AIM OF THE EXERCISE - Reproduce the listing verbatim.

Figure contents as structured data
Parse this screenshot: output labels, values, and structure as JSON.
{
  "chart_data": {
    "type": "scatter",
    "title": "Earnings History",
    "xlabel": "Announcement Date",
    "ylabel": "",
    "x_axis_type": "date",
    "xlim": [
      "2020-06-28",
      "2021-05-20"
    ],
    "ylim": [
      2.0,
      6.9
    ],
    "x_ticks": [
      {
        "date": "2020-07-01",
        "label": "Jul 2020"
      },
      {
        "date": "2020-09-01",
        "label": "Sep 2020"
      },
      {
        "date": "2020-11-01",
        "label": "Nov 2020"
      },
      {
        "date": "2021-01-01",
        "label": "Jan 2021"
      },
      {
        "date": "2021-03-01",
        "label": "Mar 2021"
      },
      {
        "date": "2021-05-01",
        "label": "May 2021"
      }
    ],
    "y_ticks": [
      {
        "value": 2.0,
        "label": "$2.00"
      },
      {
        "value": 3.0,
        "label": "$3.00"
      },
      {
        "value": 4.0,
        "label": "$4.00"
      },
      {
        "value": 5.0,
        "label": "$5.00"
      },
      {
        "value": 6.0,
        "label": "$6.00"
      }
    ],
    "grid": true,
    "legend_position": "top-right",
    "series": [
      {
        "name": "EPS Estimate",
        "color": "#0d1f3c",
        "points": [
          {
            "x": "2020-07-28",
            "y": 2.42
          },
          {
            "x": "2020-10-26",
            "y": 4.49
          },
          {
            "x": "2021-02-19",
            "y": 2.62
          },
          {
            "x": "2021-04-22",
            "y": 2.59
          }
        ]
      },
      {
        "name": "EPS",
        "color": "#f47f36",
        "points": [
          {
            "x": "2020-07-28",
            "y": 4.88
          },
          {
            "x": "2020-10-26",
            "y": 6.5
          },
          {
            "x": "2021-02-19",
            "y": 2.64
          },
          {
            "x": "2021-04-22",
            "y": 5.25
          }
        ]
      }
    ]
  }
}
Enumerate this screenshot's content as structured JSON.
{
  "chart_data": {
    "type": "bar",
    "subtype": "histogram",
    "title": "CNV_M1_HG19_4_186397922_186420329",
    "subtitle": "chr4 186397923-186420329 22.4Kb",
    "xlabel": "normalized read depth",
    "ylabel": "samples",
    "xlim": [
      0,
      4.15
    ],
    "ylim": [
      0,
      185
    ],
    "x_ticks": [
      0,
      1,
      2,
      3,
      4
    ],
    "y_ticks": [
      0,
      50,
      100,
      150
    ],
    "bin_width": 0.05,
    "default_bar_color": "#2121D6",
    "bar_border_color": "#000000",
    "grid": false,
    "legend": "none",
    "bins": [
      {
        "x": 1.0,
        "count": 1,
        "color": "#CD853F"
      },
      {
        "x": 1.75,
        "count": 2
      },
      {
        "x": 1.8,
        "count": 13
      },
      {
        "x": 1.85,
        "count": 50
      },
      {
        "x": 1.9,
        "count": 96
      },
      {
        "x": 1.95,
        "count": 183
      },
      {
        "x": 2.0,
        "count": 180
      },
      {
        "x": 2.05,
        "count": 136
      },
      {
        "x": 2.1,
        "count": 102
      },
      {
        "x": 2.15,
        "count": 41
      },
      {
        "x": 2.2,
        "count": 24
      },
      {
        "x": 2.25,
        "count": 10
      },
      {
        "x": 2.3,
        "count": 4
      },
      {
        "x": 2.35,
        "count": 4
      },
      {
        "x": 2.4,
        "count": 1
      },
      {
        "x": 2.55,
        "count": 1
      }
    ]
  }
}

WRITTEN ANSWER -
Parse this screenshot: output labels, values, and structure as JSON.
{
  "chart_data": {
    "type": "scatter",
    "title": "Earnings History",
    "xlabel": "Announcement Date",
    "ylabel": "",
    "x_axis_type": "date",
    "xlim": [
      "2020-06-28",
      "2021-05-20"
    ],
    "ylim": [
      2.0,
      6.9
    ],
    "x_ticks": [
      {
        "date": "2020-07-01",
        "label": "Jul 2020"
      },
      {
        "date": "2020-09-01",
        "label": "Sep 2020"
      },
      {
        "date": "2020-11-01",
        "label": "Nov 2020"
      },
      {
        "date": "2021-01-01",
        "label": "Jan 2021"
      },
      {
        "date": "2021-03-01",
        "label": "Mar 2021"
      },
      {
        "date": "2021-05-01",
        "label": "May 2021"
      }
    ],
    "y_ticks": [
      {
        "value": 2.0,
        "label": "$2.00"
      },
      {
        "value": 3.0,
        "label": "$3.00"
      },
      {
        "value": 4.0,
        "label": "$4.00"
      },
      {
        "value": 5.0,
        "label": "$5.00"
      },
      {
        "value": 6.0,
        "label": "$6.00"
      }
    ],
    "grid": true,
    "legend_position": "top-right",
    "series": [
      {
        "name": "EPS Estimate",
        "color": "#0d1f3c",
        "points": [
          {
            "x": "2020-07-28",
            "y": 2.42
          },
          {
            "x": "2020-10-26",
            "y": 4.49
          },
          {
            "x": "2021-02-19",
            "y": 2.62
          },
          {
            "x": "2021-04-22",
            "y": 2.59
          }
        ]
      },
      {
        "name": "EPS",
        "color": "#f47f36",
        "points": [
          {
            "x": "2020-07-28",
            "y": 4.88
          },
          {
            "x": "2020-10-26",
            "y": 6.5
          },
          {
            "x": "2021-02-19",
            "y": 2.64
          },
          {
            "x": "2021-04-22",
            "y": 5.25
          }
        ]
      }
    ]
  }
}
Enumerate this screenshot's content as structured JSON.
{
  "chart_data": {
    "type": "bar",
    "subtype": "histogram",
    "title": "CNV_M1_HG19_4_186397922_186420329",
    "subtitle": "chr4 186397923-186420329 22.4Kb",
    "xlabel": "normalized read depth",
    "ylabel": "samples",
    "xlim": [
      0,
      4.15
    ],
    "ylim": [
      0,
      185
    ],
    "x_ticks": [
      0,
      1,
      2,
      3,
      4
    ],
    "y_ticks": [
      0,
      50,
      100,
      150
    ],
    "bin_width": 0.05,
    "default_bar_color": "#2121D6",
    "bar_border_color": "#000000",
    "grid": false,
    "legend": "none",
    "bins": [
      {
        "x": 1.0,
        "count": 1,
        "color": "#CD853F"
      },
      {
        "x": 1.75,
        "count": 2
      },
      {
        "x": 1.8,
        "count": 13
      },
      {
        "x": 1.85,
        "count": 50
      },
      {
        "x": 1.9,
        "count": 96
      },
      {
        "x": 1.95,
        "count": 183
      },
      {
        "x": 2.0,
        "count": 180
      },
      {
        "x": 2.05,
        "count": 136
      },
      {
        "x": 2.1,
        "count": 102
      },
      {
        "x": 2.15,
        "count": 41
      },
      {
        "x": 2.2,
        "count": 24
      },
      {
        "x": 2.25,
        "count": 10
      },
      {
        "x": 2.3,
        "count": 4
      },
      {
        "x": 2.35,
        "count": 4
      },
      {
        "x": 2.4,
        "count": 1
      },
      {
        "x": 2.55,
        "count": 1
      }
    ]
  }
}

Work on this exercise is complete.